▸ Stored items:
* START *

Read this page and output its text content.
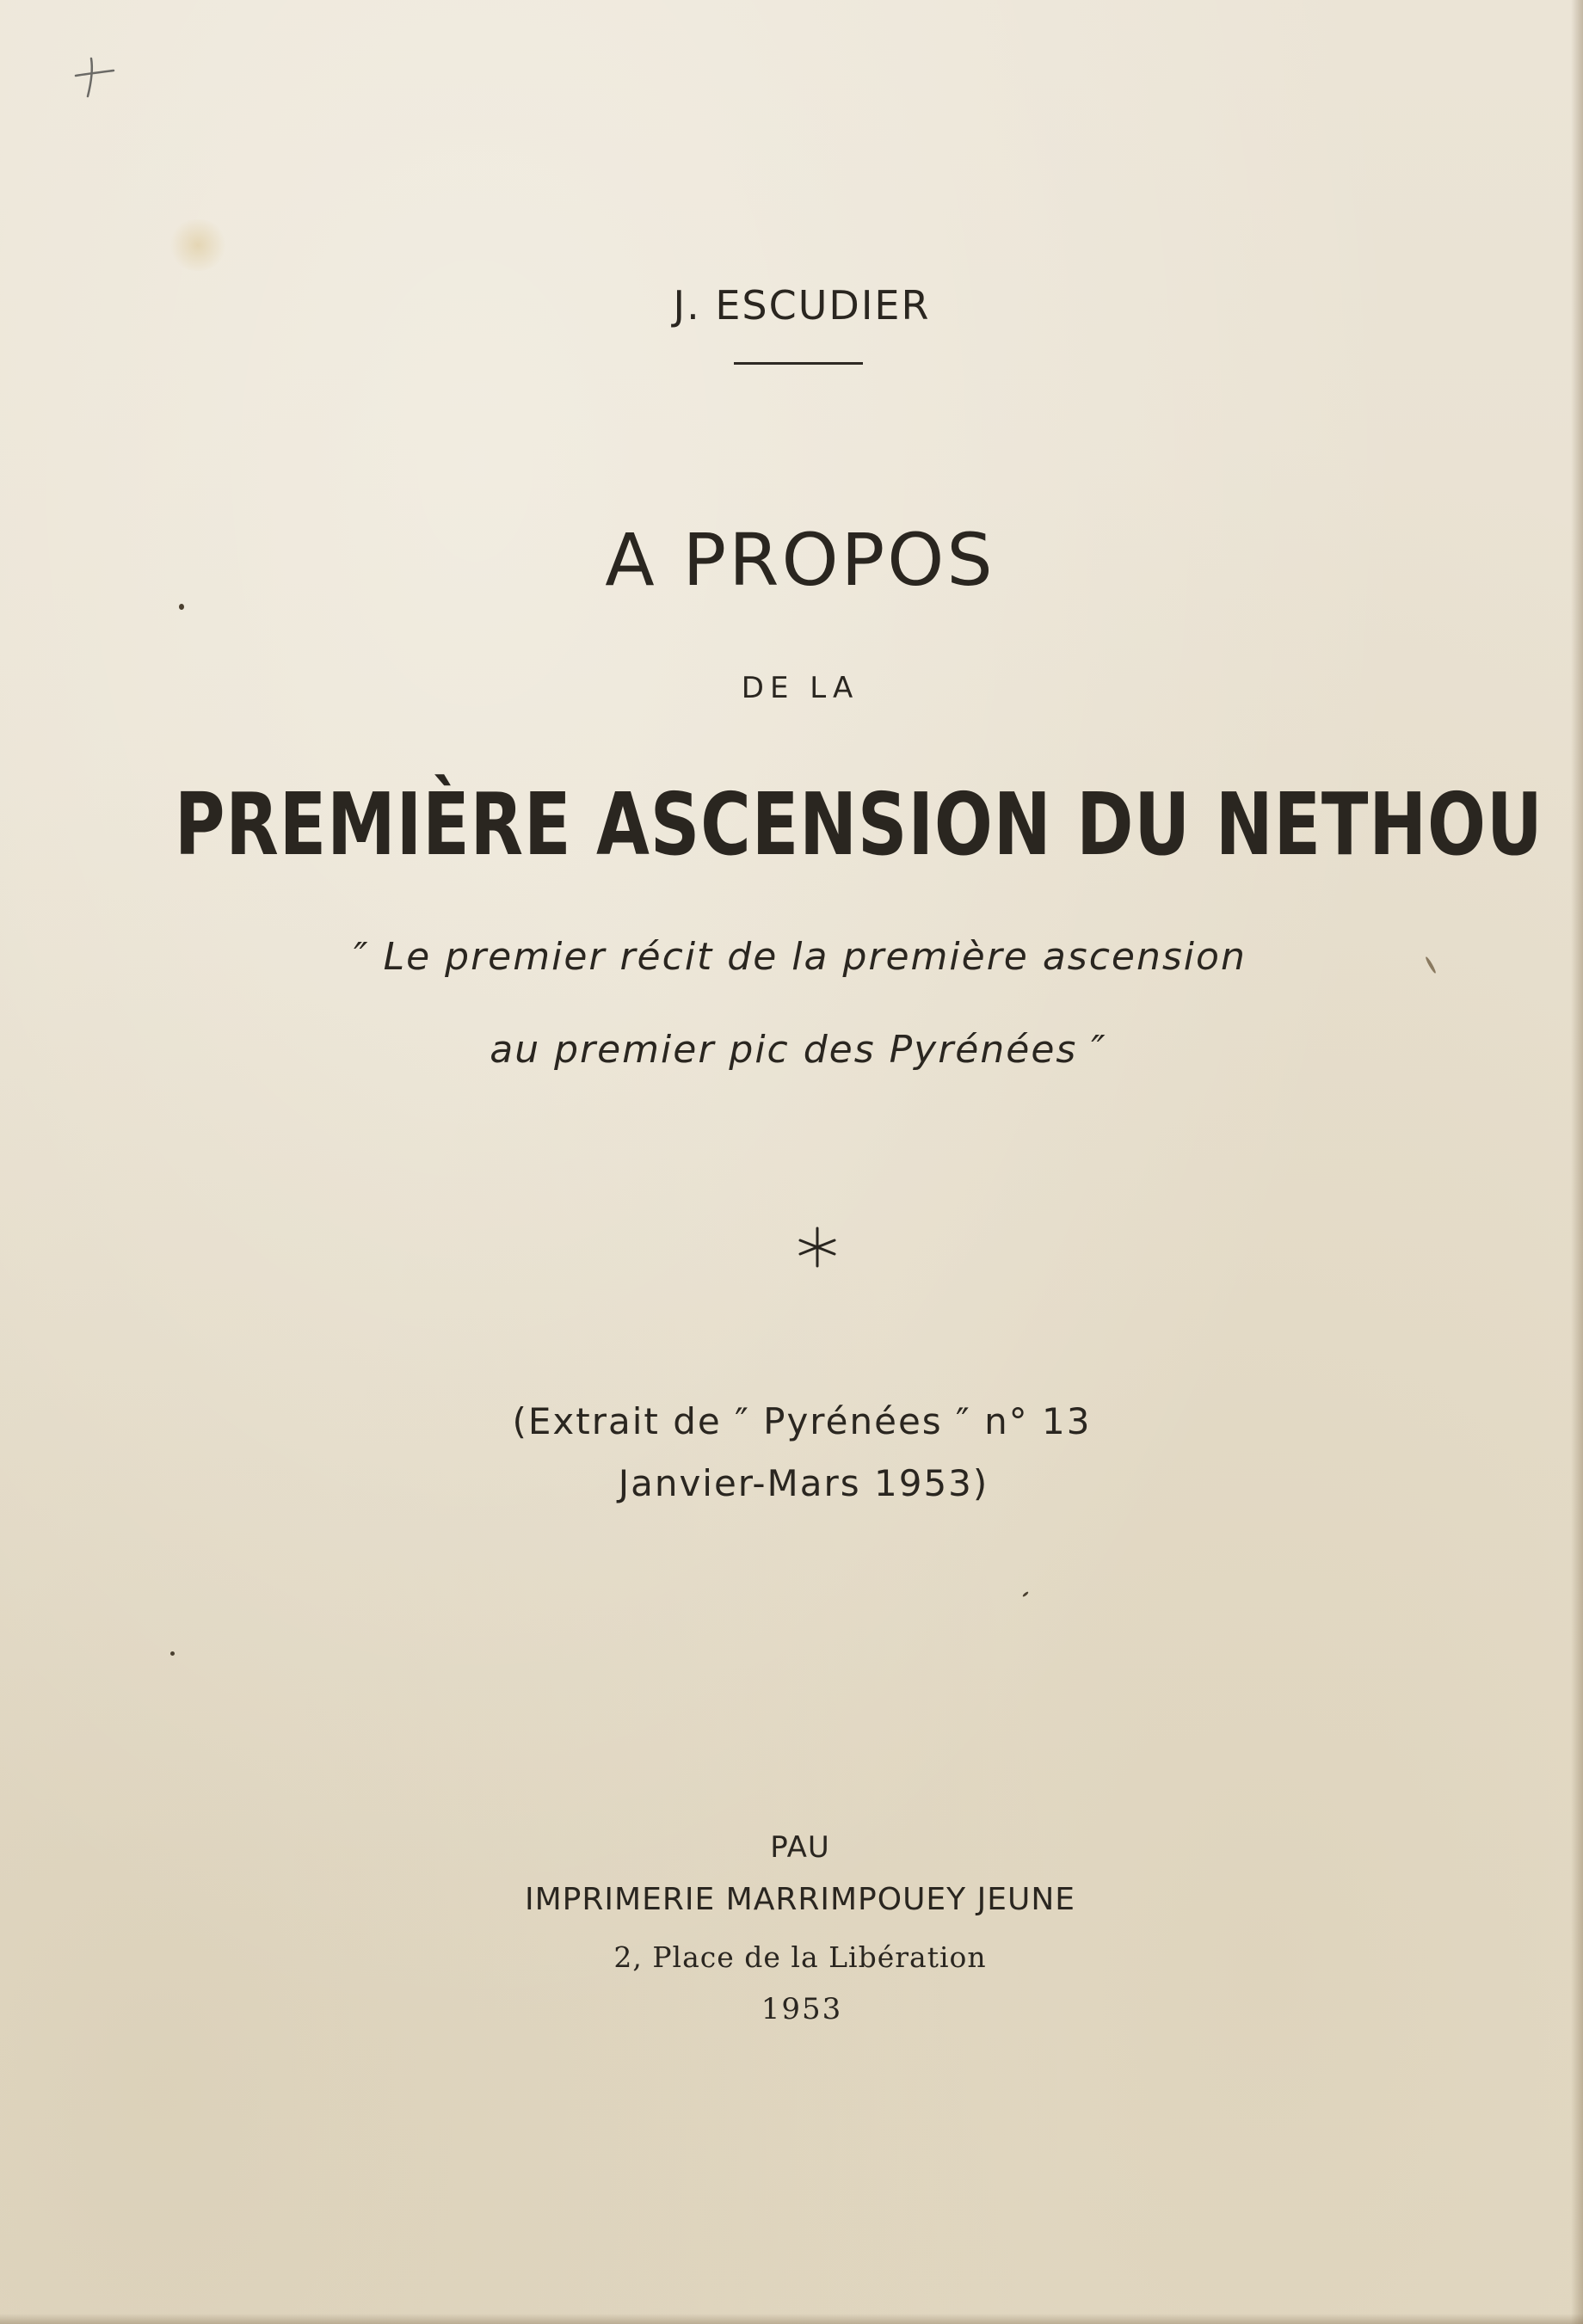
J. ESCUDIER
A PROPOS
DE LA
PREMIÈRE ASCENSION DU NETHOU
″ Le premier récit de la première ascension
au premier pic des Pyrénées ″
(Extrait de ″ Pyrénées ″ n° 13
Janvier-Mars 1953)
PAU
IMPRIMERIE MARRIMPOUEY JEUNE
2, Place de la Libération
1953
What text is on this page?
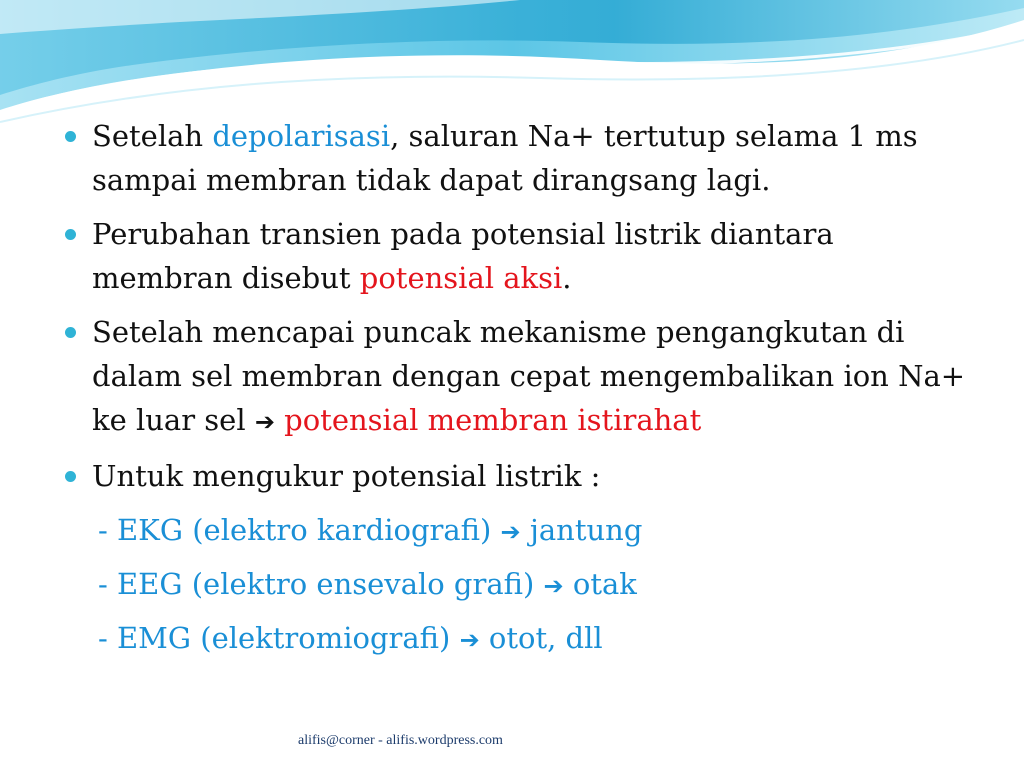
Setelah depolarisasi, saluran Na+ tertutup selama 1 ms sampai membran tidak dapat dirangsang lagi.
Perubahan transien pada potensial listrik diantara membran disebut potensial aksi.
Setelah mencapai puncak mekanisme pengangkutan di dalam sel membran dengan cepat mengembalikan ion Na+ ke luar sel ➔ potensial membran istirahat
Untuk mengukur potensial listrik :
- EKG (elektro kardiografi) ➔ jantung
- EEG (elektro ensevalo grafi) ➔ otak
- EMG (elektromiografi) ➔ otot, dll
alifis@corner - alifis.wordpress.com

* END *

▸ TASK GOAL: Print each line of the material above exactly, with the pictures removed from your copy.

▸ ANSWER FOR THIS EXERCISE:
Read this page and output its text content.
J. ESCUDIER
A PROPOS
DE LA
PREMIÈRE ASCENSION DU NETHOU
″ Le premier récit de la première ascension
au premier pic des Pyrénées ″
(Extrait de ″ Pyrénées ″ n° 13
Janvier-Mars 1953)
PAU
IMPRIMERIE MARRIMPOUEY JEUNE
2, Place de la Libération
1953
What text is on this page?
Setelah depolarisasi, saluran Na+ tertutup selama 1 ms sampai membran tidak dapat dirangsang lagi.
Perubahan transien pada potensial listrik diantara membran disebut potensial aksi.
Setelah mencapai puncak mekanisme pengangkutan di dalam sel membran dengan cepat mengembalikan ion Na+ ke luar sel ➔ potensial membran istirahat
Untuk mengukur potensial listrik :
- EKG (elektro kardiografi) ➔ jantung
- EEG (elektro ensevalo grafi) ➔ otak
- EMG (elektromiografi) ➔ otot, dll
alifis@corner - alifis.wordpress.com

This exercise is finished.